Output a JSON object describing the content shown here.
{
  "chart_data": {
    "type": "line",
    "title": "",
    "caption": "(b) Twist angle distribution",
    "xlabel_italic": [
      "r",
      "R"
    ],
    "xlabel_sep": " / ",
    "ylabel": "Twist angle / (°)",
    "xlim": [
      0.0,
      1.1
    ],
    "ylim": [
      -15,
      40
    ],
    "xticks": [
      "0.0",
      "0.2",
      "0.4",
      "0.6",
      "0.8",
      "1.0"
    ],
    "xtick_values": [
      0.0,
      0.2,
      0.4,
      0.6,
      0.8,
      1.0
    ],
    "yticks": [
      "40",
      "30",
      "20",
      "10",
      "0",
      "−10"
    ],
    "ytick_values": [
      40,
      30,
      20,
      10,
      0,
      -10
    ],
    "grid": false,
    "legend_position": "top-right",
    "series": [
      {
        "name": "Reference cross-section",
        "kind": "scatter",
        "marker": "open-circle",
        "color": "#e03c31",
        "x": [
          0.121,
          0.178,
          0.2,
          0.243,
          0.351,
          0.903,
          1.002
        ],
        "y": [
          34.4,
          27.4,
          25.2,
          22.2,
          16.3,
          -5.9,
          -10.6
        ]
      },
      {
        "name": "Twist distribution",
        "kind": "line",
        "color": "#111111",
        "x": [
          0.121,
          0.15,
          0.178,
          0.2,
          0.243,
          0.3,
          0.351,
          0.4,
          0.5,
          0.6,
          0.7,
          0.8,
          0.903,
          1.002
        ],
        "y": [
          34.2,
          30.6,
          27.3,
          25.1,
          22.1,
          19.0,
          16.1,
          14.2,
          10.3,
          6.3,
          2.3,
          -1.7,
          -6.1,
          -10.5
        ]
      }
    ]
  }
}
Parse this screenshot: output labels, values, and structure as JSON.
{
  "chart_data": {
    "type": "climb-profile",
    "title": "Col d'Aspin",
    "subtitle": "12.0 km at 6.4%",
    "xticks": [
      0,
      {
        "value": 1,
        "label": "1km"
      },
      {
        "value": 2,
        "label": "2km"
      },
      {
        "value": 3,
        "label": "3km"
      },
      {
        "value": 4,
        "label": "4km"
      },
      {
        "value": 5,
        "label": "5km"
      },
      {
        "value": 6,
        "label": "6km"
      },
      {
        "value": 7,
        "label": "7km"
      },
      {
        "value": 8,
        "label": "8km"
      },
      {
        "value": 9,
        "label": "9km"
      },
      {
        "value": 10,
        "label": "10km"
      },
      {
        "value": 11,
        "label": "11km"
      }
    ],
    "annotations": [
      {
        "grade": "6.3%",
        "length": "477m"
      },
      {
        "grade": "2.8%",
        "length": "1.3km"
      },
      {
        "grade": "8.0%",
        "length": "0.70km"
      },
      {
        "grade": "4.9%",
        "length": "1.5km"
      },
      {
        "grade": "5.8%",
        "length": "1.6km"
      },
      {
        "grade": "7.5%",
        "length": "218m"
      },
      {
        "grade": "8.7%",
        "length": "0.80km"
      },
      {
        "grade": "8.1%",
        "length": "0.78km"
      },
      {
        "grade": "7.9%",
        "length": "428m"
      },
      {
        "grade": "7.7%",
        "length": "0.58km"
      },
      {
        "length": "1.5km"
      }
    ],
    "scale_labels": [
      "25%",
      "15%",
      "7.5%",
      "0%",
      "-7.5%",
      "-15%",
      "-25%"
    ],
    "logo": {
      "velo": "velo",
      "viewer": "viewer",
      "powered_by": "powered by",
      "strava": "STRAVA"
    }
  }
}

+ + +

§ DO THIS
Reproduce the listing shown above in its entirety, exactly.

§ EXPECTED ANSWER
Output a JSON object describing the content shown here.
{
  "chart_data": {
    "type": "line",
    "title": "",
    "caption": "(b) Twist angle distribution",
    "xlabel_italic": [
      "r",
      "R"
    ],
    "xlabel_sep": " / ",
    "ylabel": "Twist angle / (°)",
    "xlim": [
      0.0,
      1.1
    ],
    "ylim": [
      -15,
      40
    ],
    "xticks": [
      "0.0",
      "0.2",
      "0.4",
      "0.6",
      "0.8",
      "1.0"
    ],
    "xtick_values": [
      0.0,
      0.2,
      0.4,
      0.6,
      0.8,
      1.0
    ],
    "yticks": [
      "40",
      "30",
      "20",
      "10",
      "0",
      "−10"
    ],
    "ytick_values": [
      40,
      30,
      20,
      10,
      0,
      -10
    ],
    "grid": false,
    "legend_position": "top-right",
    "series": [
      {
        "name": "Reference cross-section",
        "kind": "scatter",
        "marker": "open-circle",
        "color": "#e03c31",
        "x": [
          0.121,
          0.178,
          0.2,
          0.243,
          0.351,
          0.903,
          1.002
        ],
        "y": [
          34.4,
          27.4,
          25.2,
          22.2,
          16.3,
          -5.9,
          -10.6
        ]
      },
      {
        "name": "Twist distribution",
        "kind": "line",
        "color": "#111111",
        "x": [
          0.121,
          0.15,
          0.178,
          0.2,
          0.243,
          0.3,
          0.351,
          0.4,
          0.5,
          0.6,
          0.7,
          0.8,
          0.903,
          1.002
        ],
        "y": [
          34.2,
          30.6,
          27.3,
          25.1,
          22.1,
          19.0,
          16.1,
          14.2,
          10.3,
          6.3,
          2.3,
          -1.7,
          -6.1,
          -10.5
        ]
      }
    ]
  }
}
Parse this screenshot: output labels, values, and structure as JSON.
{
  "chart_data": {
    "type": "climb-profile",
    "title": "Col d'Aspin",
    "subtitle": "12.0 km at 6.4%",
    "xticks": [
      0,
      {
        "value": 1,
        "label": "1km"
      },
      {
        "value": 2,
        "label": "2km"
      },
      {
        "value": 3,
        "label": "3km"
      },
      {
        "value": 4,
        "label": "4km"
      },
      {
        "value": 5,
        "label": "5km"
      },
      {
        "value": 6,
        "label": "6km"
      },
      {
        "value": 7,
        "label": "7km"
      },
      {
        "value": 8,
        "label": "8km"
      },
      {
        "value": 9,
        "label": "9km"
      },
      {
        "value": 10,
        "label": "10km"
      },
      {
        "value": 11,
        "label": "11km"
      }
    ],
    "annotations": [
      {
        "grade": "6.3%",
        "length": "477m"
      },
      {
        "grade": "2.8%",
        "length": "1.3km"
      },
      {
        "grade": "8.0%",
        "length": "0.70km"
      },
      {
        "grade": "4.9%",
        "length": "1.5km"
      },
      {
        "grade": "5.8%",
        "length": "1.6km"
      },
      {
        "grade": "7.5%",
        "length": "218m"
      },
      {
        "grade": "8.7%",
        "length": "0.80km"
      },
      {
        "grade": "8.1%",
        "length": "0.78km"
      },
      {
        "grade": "7.9%",
        "length": "428m"
      },
      {
        "grade": "7.7%",
        "length": "0.58km"
      },
      {
        "length": "1.5km"
      }
    ],
    "scale_labels": [
      "25%",
      "15%",
      "7.5%",
      "0%",
      "-7.5%",
      "-15%",
      "-25%"
    ],
    "logo": {
      "velo": "velo",
      "viewer": "viewer",
      "powered_by": "powered by",
      "strava": "STRAVA"
    }
  }
}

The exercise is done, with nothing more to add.